• Given instruction:
Look for the word "derecha" in each line and report the count of matching lines, with nothing added.

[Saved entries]
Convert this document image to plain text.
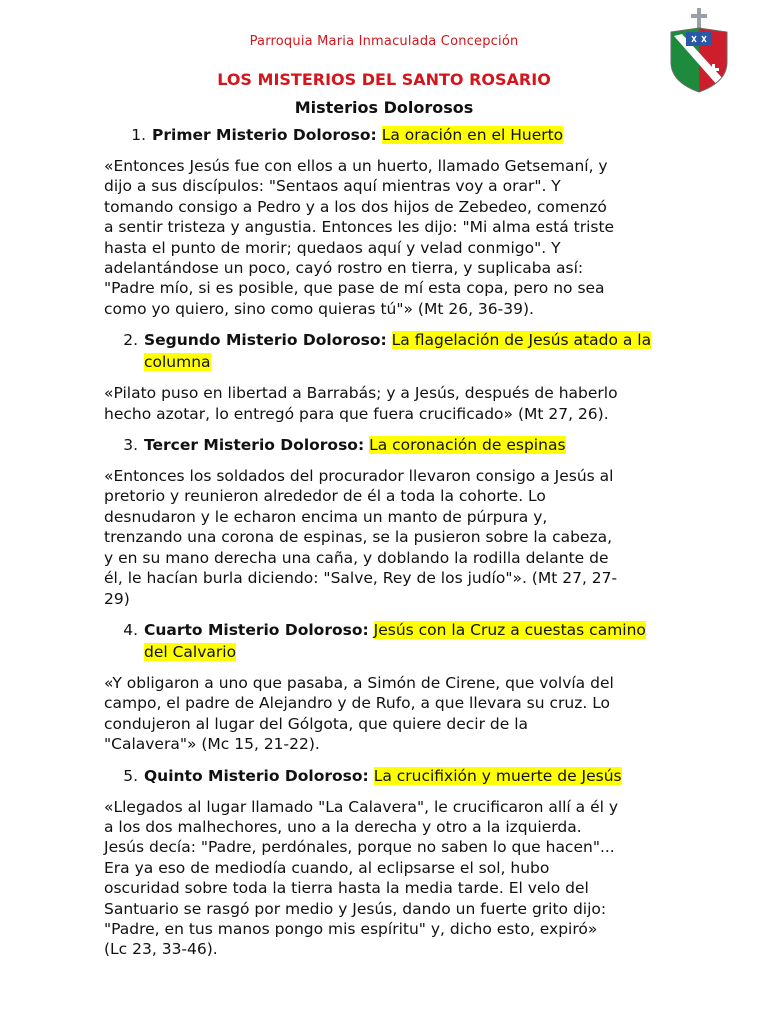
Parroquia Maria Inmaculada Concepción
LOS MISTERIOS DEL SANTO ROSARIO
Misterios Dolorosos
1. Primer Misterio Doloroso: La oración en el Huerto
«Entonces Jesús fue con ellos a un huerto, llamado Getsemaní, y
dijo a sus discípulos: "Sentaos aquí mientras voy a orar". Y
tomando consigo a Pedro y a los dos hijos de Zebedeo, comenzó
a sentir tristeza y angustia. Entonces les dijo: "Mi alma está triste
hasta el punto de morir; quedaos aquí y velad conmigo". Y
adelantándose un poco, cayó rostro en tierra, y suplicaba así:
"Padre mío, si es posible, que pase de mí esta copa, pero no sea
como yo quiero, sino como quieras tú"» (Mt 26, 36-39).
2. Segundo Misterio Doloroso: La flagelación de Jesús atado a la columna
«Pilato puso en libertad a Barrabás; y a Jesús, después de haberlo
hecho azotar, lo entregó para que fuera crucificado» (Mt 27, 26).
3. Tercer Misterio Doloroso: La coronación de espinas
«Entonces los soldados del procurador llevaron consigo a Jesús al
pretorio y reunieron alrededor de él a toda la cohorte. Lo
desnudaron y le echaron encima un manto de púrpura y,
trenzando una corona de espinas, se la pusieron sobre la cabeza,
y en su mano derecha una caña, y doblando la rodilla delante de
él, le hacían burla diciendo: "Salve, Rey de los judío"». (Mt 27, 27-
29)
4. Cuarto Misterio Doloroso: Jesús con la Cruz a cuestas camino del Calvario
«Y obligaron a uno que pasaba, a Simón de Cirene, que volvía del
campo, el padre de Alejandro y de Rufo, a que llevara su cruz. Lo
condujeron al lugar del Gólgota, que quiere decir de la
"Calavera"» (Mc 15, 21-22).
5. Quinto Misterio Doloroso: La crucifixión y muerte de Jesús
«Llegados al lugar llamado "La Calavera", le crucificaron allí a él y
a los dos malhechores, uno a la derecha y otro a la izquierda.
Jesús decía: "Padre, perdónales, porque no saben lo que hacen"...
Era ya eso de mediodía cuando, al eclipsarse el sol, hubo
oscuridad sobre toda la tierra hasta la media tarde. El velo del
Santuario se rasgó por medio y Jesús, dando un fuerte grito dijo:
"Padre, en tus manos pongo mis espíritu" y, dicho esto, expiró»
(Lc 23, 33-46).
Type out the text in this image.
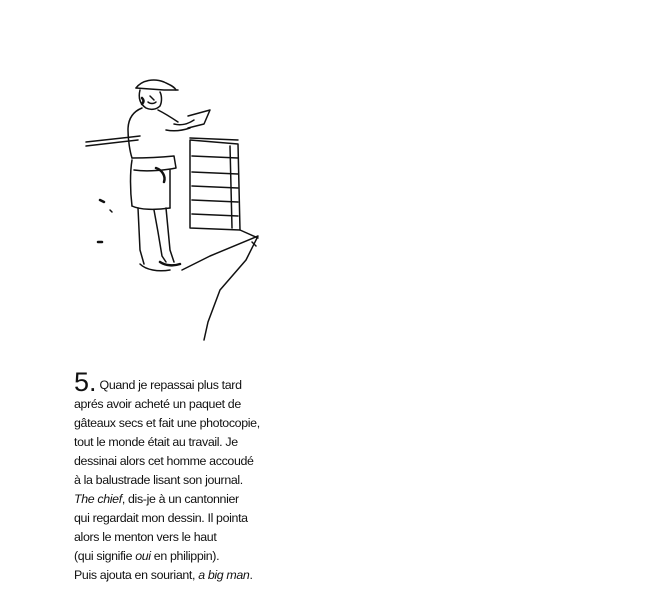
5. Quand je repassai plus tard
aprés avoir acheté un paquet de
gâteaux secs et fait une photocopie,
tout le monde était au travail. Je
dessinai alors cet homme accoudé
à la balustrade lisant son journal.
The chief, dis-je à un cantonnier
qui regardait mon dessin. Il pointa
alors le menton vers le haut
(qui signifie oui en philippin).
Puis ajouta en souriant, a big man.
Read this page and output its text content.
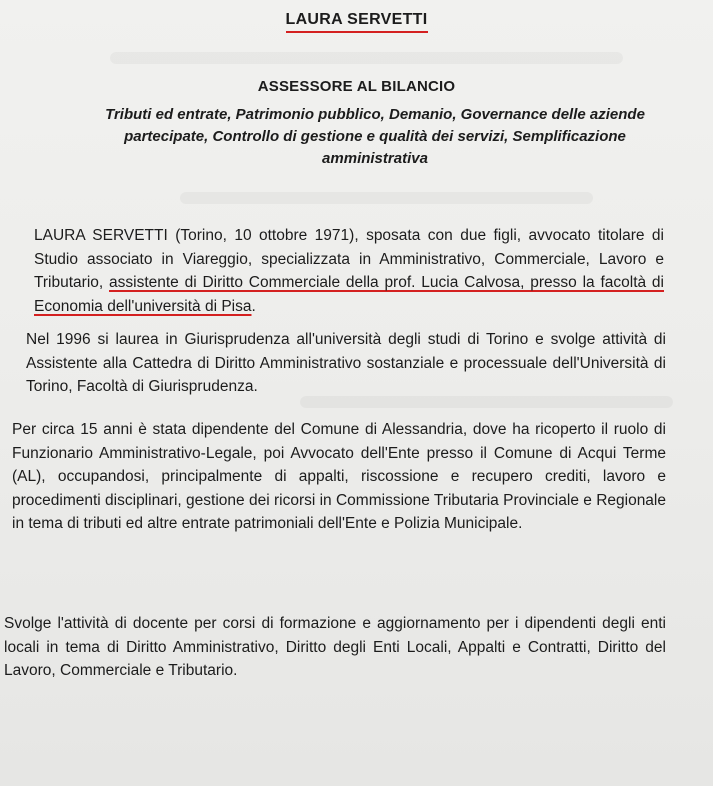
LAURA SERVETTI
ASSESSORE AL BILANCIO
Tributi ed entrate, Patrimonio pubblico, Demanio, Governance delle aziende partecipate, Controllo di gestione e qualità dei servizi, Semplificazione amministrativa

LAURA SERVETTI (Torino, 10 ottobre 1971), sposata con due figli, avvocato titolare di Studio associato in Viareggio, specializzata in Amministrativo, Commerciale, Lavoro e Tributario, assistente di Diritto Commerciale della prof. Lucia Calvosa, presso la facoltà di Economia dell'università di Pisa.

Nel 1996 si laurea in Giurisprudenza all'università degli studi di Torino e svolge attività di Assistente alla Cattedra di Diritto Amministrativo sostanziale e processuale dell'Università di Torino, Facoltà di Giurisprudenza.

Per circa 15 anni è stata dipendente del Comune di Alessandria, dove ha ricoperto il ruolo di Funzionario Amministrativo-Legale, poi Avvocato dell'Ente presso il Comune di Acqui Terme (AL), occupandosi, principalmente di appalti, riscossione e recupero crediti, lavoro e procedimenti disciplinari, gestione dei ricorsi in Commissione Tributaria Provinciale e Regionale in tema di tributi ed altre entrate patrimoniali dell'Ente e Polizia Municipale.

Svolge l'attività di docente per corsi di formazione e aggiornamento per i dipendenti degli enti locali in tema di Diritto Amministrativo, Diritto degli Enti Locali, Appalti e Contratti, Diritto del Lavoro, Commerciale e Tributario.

• Task output:
2